# [EXERCISE GOAL]
All of the lines below are to be transcribed faithfully, with pictures excluded from the copy.

# [MATERIAL PROVIDED]

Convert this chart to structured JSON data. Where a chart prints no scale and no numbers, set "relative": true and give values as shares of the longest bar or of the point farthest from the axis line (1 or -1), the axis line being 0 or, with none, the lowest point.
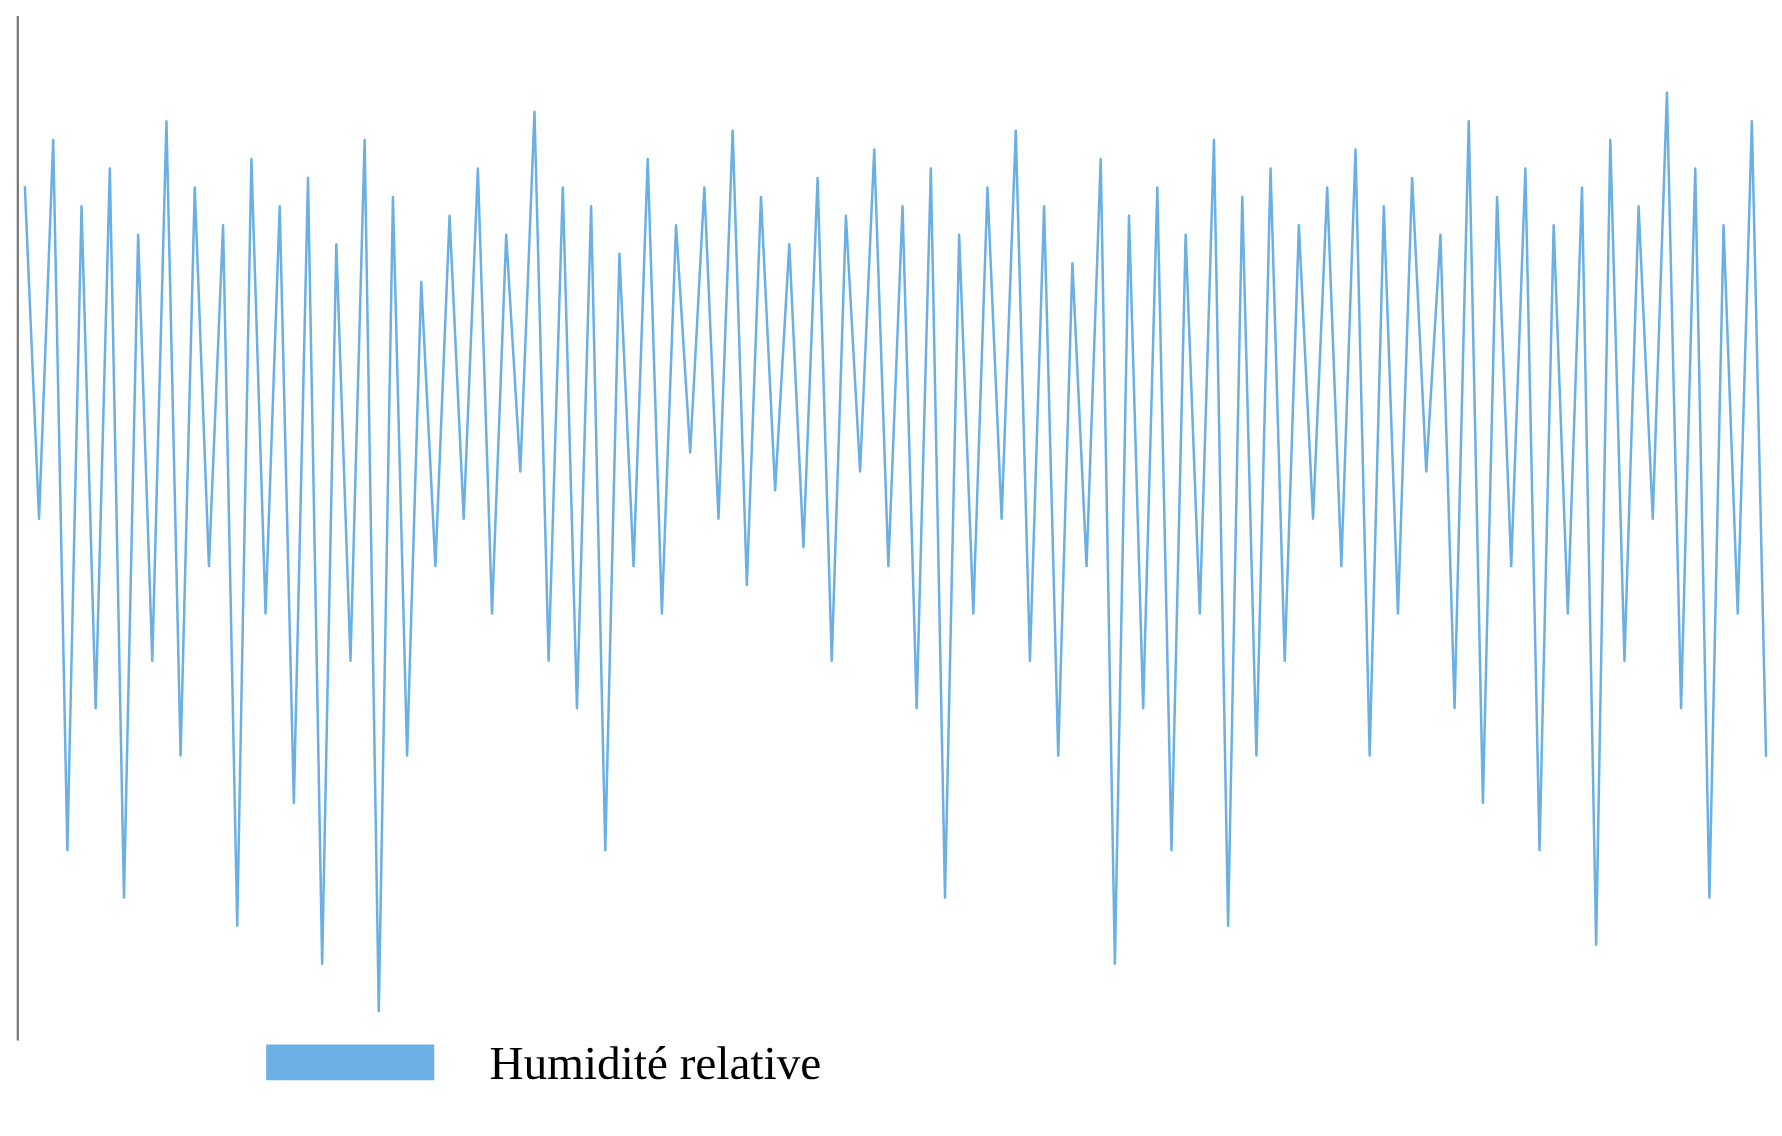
{
  "chart_data": {
    "type": "line",
    "relative": true,
    "legend": "bottom",
    "categories": [
      null,
      null,
      null,
      null,
      null,
      null,
      null,
      null,
      null,
      null,
      null,
      null,
      null,
      null,
      null,
      null,
      null,
      null,
      null,
      null,
      null,
      null,
      null,
      null,
      null,
      null,
      null,
      null,
      null,
      null,
      null,
      null,
      null,
      null,
      null,
      null,
      null,
      null,
      null,
      null,
      null,
      null,
      null,
      null,
      null,
      null,
      null,
      null,
      null,
      null,
      null,
      null,
      null,
      null,
      null,
      null,
      null,
      null,
      null,
      null,
      null,
      null,
      null,
      null,
      null,
      null,
      null,
      null,
      null,
      null,
      null,
      null,
      null,
      null,
      null,
      null,
      null,
      null,
      null,
      null,
      null,
      null,
      null,
      null,
      null,
      null,
      null,
      null,
      null,
      null,
      null,
      null,
      null,
      null,
      null,
      null,
      null,
      null,
      null,
      null,
      null,
      null,
      null,
      null,
      null,
      null,
      null,
      null,
      null,
      null,
      null,
      null,
      null,
      null,
      null,
      null,
      null,
      null,
      null,
      null,
      null,
      null,
      null,
      null
    ],
    "series": [
      {
        "name": "Humidité relative",
        "color": "#6ab0e4",
        "values": [
          0.9,
          0.55,
          0.95,
          0.2,
          0.88,
          0.35,
          0.92,
          0.15,
          0.85,
          0.4,
          0.97,
          0.3,
          0.9,
          0.5,
          0.86,
          0.12,
          0.93,
          0.45,
          0.88,
          0.25,
          0.91,
          0.08,
          0.84,
          0.4,
          0.95,
          0.03,
          0.89,
          0.3,
          0.8,
          0.5,
          0.87,
          0.55,
          0.92,
          0.45,
          0.85,
          0.6,
          0.98,
          0.4,
          0.9,
          0.35,
          0.88,
          0.2,
          0.83,
          0.5,
          0.93,
          0.45,
          0.86,
          0.62,
          0.9,
          0.55,
          0.96,
          0.48,
          0.89,
          0.58,
          0.84,
          0.52,
          0.91,
          0.4,
          0.87,
          0.6,
          0.94,
          0.5,
          0.88,
          0.35,
          0.92,
          0.15,
          0.85,
          0.45,
          0.9,
          0.55,
          0.96,
          0.4,
          0.88,
          0.3,
          0.82,
          0.5,
          0.93,
          0.08,
          0.87,
          0.35,
          0.9,
          0.2,
          0.85,
          0.45,
          0.95,
          0.12,
          0.89,
          0.3,
          0.92,
          0.4,
          0.86,
          0.55,
          0.9,
          0.5,
          0.94,
          0.3,
          0.88,
          0.45,
          0.91,
          0.6,
          0.85,
          0.35,
          0.97,
          0.25,
          0.89,
          0.5,
          0.92,
          0.2,
          0.86,
          0.45,
          0.9,
          0.1,
          0.95,
          0.4,
          0.88,
          0.55,
          1.0,
          0.35,
          0.92,
          0.15,
          0.86,
          0.45,
          0.97,
          0.3
        ]
      }
    ]
  }
}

# [EXERCISE SOLUTION]
Convert this chart to structured JSON data. Where a chart prints no scale and no numbers, set "relative": true and give values as shares of the longest bar or of the point farthest from the axis line (1 or -1), the axis line being 0 or, with none, the lowest point.
{
  "chart_data": {
    "type": "line",
    "relative": true,
    "legend": "bottom",
    "categories": [
      null,
      null,
      null,
      null,
      null,
      null,
      null,
      null,
      null,
      null,
      null,
      null,
      null,
      null,
      null,
      null,
      null,
      null,
      null,
      null,
      null,
      null,
      null,
      null,
      null,
      null,
      null,
      null,
      null,
      null,
      null,
      null,
      null,
      null,
      null,
      null,
      null,
      null,
      null,
      null,
      null,
      null,
      null,
      null,
      null,
      null,
      null,
      null,
      null,
      null,
      null,
      null,
      null,
      null,
      null,
      null,
      null,
      null,
      null,
      null,
      null,
      null,
      null,
      null,
      null,
      null,
      null,
      null,
      null,
      null,
      null,
      null,
      null,
      null,
      null,
      null,
      null,
      null,
      null,
      null,
      null,
      null,
      null,
      null,
      null,
      null,
      null,
      null,
      null,
      null,
      null,
      null,
      null,
      null,
      null,
      null,
      null,
      null,
      null,
      null,
      null,
      null,
      null,
      null,
      null,
      null,
      null,
      null,
      null,
      null,
      null,
      null,
      null,
      null,
      null,
      null,
      null,
      null,
      null,
      null,
      null,
      null,
      null,
      null
    ],
    "series": [
      {
        "name": "Humidité relative",
        "color": "#6ab0e4",
        "values": [
          0.9,
          0.55,
          0.95,
          0.2,
          0.88,
          0.35,
          0.92,
          0.15,
          0.85,
          0.4,
          0.97,
          0.3,
          0.9,
          0.5,
          0.86,
          0.12,
          0.93,
          0.45,
          0.88,
          0.25,
          0.91,
          0.08,
          0.84,
          0.4,
          0.95,
          0.03,
          0.89,
          0.3,
          0.8,
          0.5,
          0.87,
          0.55,
          0.92,
          0.45,
          0.85,
          0.6,
          0.98,
          0.4,
          0.9,
          0.35,
          0.88,
          0.2,
          0.83,
          0.5,
          0.93,
          0.45,
          0.86,
          0.62,
          0.9,
          0.55,
          0.96,
          0.48,
          0.89,
          0.58,
          0.84,
          0.52,
          0.91,
          0.4,
          0.87,
          0.6,
          0.94,
          0.5,
          0.88,
          0.35,
          0.92,
          0.15,
          0.85,
          0.45,
          0.9,
          0.55,
          0.96,
          0.4,
          0.88,
          0.3,
          0.82,
          0.5,
          0.93,
          0.08,
          0.87,
          0.35,
          0.9,
          0.2,
          0.85,
          0.45,
          0.95,
          0.12,
          0.89,
          0.3,
          0.92,
          0.4,
          0.86,
          0.55,
          0.9,
          0.5,
          0.94,
          0.3,
          0.88,
          0.45,
          0.91,
          0.6,
          0.85,
          0.35,
          0.97,
          0.25,
          0.89,
          0.5,
          0.92,
          0.2,
          0.86,
          0.45,
          0.9,
          0.1,
          0.95,
          0.4,
          0.88,
          0.55,
          1.0,
          0.35,
          0.92,
          0.15,
          0.86,
          0.45,
          0.97,
          0.3
        ]
      }
    ]
  }
}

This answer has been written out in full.